> Given instruction:
Reproduce every line of the data below word for word, keeping the original order.

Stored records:
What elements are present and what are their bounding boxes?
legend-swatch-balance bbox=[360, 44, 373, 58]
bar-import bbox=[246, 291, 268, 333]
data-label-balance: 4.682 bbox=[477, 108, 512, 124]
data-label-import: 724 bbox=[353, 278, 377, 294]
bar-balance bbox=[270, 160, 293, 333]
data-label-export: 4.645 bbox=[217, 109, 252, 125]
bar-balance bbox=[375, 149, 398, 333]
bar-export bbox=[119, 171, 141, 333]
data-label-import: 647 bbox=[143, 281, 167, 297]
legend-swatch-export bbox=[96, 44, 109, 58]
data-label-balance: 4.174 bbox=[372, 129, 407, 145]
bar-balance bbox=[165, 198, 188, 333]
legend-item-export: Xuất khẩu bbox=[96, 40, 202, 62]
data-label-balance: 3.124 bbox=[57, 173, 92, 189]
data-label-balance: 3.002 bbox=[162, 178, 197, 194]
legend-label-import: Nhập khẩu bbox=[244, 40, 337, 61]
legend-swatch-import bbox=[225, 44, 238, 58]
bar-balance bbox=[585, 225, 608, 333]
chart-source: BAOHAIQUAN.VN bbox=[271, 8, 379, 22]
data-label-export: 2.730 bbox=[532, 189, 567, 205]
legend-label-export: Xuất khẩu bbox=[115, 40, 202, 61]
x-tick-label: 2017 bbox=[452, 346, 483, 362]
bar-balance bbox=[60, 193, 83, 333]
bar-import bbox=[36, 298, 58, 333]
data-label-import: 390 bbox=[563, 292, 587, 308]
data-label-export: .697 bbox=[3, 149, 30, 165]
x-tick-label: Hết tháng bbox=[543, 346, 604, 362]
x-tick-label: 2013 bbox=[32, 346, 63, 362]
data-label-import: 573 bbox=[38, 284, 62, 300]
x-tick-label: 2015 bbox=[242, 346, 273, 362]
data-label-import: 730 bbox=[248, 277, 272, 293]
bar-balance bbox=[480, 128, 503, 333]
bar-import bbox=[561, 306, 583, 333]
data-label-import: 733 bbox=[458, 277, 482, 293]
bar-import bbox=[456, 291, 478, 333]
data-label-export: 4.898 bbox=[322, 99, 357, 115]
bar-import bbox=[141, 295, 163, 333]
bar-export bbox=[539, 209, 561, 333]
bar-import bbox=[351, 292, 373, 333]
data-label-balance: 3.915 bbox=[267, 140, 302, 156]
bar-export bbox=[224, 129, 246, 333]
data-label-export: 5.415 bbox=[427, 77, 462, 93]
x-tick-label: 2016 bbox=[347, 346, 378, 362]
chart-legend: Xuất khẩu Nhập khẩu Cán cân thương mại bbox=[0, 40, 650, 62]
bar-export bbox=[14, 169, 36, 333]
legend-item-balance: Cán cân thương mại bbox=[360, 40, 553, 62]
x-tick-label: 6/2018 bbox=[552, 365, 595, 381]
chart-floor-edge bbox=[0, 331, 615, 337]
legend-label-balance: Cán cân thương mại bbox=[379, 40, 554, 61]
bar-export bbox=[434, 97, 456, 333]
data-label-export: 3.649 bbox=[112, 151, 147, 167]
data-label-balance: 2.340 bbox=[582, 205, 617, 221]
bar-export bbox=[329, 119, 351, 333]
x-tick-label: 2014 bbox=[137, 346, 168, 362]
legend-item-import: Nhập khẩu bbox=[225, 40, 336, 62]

> Response to this task:
What elements are present and what are their bounding boxes?
legend-swatch-balance bbox=[360, 44, 373, 58]
bar-import bbox=[246, 291, 268, 333]
data-label-balance: 4.682 bbox=[477, 108, 512, 124]
data-label-import: 724 bbox=[353, 278, 377, 294]
bar-balance bbox=[270, 160, 293, 333]
data-label-export: 4.645 bbox=[217, 109, 252, 125]
bar-balance bbox=[375, 149, 398, 333]
bar-export bbox=[119, 171, 141, 333]
data-label-import: 647 bbox=[143, 281, 167, 297]
legend-swatch-export bbox=[96, 44, 109, 58]
data-label-balance: 4.174 bbox=[372, 129, 407, 145]
bar-balance bbox=[165, 198, 188, 333]
legend-item-export: Xuất khẩu bbox=[96, 40, 202, 62]
data-label-balance: 3.124 bbox=[57, 173, 92, 189]
data-label-balance: 3.002 bbox=[162, 178, 197, 194]
legend-label-import: Nhập khẩu bbox=[244, 40, 337, 61]
legend-swatch-import bbox=[225, 44, 238, 58]
bar-balance bbox=[585, 225, 608, 333]
chart-source: BAOHAIQUAN.VN bbox=[271, 8, 379, 22]
data-label-export: 2.730 bbox=[532, 189, 567, 205]
legend-label-export: Xuất khẩu bbox=[115, 40, 202, 61]
x-tick-label: 2017 bbox=[452, 346, 483, 362]
bar-balance bbox=[60, 193, 83, 333]
bar-import bbox=[36, 298, 58, 333]
data-label-import: 390 bbox=[563, 292, 587, 308]
data-label-export: .697 bbox=[3, 149, 30, 165]
x-tick-label: Hết tháng bbox=[543, 346, 604, 362]
x-tick-label: 2013 bbox=[32, 346, 63, 362]
data-label-import: 573 bbox=[38, 284, 62, 300]
x-tick-label: 2015 bbox=[242, 346, 273, 362]
data-label-import: 730 bbox=[248, 277, 272, 293]
bar-balance bbox=[480, 128, 503, 333]
bar-import bbox=[561, 306, 583, 333]
data-label-import: 733 bbox=[458, 277, 482, 293]
bar-import bbox=[456, 291, 478, 333]
data-label-export: 4.898 bbox=[322, 99, 357, 115]
bar-import bbox=[141, 295, 163, 333]
bar-export bbox=[539, 209, 561, 333]
bar-import bbox=[351, 292, 373, 333]
data-label-balance: 3.915 bbox=[267, 140, 302, 156]
bar-export bbox=[224, 129, 246, 333]
data-label-export: 5.415 bbox=[427, 77, 462, 93]
x-tick-label: 2016 bbox=[347, 346, 378, 362]
chart-legend: Xuất khẩu Nhập khẩu Cán cân thương mại bbox=[0, 40, 650, 62]
bar-export bbox=[14, 169, 36, 333]
legend-item-balance: Cán cân thương mại bbox=[360, 40, 553, 62]
x-tick-label: 6/2018 bbox=[552, 365, 595, 381]
chart-floor-edge bbox=[0, 331, 615, 337]
legend-label-balance: Cán cân thương mại bbox=[379, 40, 554, 61]
bar-export bbox=[434, 97, 456, 333]
data-label-export: 3.649 bbox=[112, 151, 147, 167]
data-label-balance: 2.340 bbox=[582, 205, 617, 221]
bar-export bbox=[329, 119, 351, 333]
x-tick-label: 2014 bbox=[137, 346, 168, 362]
legend-item-import: Nhập khẩu bbox=[225, 40, 336, 62]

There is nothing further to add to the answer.